Stored entries
—————
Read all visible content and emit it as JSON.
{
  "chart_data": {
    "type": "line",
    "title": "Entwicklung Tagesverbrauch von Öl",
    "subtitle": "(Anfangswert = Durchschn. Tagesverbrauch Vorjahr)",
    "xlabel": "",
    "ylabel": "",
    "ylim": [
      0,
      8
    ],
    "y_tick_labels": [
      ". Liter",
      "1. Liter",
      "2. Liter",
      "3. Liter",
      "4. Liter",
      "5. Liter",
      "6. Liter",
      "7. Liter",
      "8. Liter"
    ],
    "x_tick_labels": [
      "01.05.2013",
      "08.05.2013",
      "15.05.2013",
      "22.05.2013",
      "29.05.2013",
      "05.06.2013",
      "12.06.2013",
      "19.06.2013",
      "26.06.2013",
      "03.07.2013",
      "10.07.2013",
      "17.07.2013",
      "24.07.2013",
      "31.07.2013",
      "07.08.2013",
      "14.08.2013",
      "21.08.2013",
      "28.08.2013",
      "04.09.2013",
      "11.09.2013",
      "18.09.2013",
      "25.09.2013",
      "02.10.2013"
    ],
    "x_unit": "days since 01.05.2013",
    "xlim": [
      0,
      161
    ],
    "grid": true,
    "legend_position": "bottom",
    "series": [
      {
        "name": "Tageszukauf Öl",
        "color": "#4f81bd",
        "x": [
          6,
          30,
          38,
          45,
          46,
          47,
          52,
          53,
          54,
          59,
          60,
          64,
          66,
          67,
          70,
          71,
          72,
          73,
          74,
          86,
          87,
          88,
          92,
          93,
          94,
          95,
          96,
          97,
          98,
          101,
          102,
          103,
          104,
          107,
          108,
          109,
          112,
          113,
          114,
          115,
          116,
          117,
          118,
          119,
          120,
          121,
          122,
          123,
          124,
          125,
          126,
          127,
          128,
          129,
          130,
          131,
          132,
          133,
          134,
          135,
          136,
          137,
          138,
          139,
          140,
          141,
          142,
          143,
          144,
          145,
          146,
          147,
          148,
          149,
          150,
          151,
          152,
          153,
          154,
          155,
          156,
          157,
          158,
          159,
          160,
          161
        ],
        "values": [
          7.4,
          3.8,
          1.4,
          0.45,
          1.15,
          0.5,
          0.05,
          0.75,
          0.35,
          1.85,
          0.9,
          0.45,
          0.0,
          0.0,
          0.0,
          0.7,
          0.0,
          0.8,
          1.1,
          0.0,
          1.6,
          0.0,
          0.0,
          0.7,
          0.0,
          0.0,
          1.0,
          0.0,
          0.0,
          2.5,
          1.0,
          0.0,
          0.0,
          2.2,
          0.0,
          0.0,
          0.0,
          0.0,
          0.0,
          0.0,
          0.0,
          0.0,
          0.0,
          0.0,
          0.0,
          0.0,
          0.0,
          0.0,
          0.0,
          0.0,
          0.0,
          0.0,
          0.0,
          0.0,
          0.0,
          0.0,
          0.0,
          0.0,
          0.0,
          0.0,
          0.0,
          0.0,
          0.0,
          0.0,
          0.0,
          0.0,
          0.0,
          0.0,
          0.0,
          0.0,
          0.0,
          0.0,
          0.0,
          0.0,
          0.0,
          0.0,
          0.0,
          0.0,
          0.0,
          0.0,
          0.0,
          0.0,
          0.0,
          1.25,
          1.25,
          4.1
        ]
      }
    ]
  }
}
—————
__Work to complete__:
Gather all lines where the word "Tagesverbrauch" appears.

__Output of the task__:
    "title": "Entwicklung Tagesverbrauch von Öl",
    "subtitle": "(Anfangswert = Durchschn. Tagesverbrauch Vorjahr)",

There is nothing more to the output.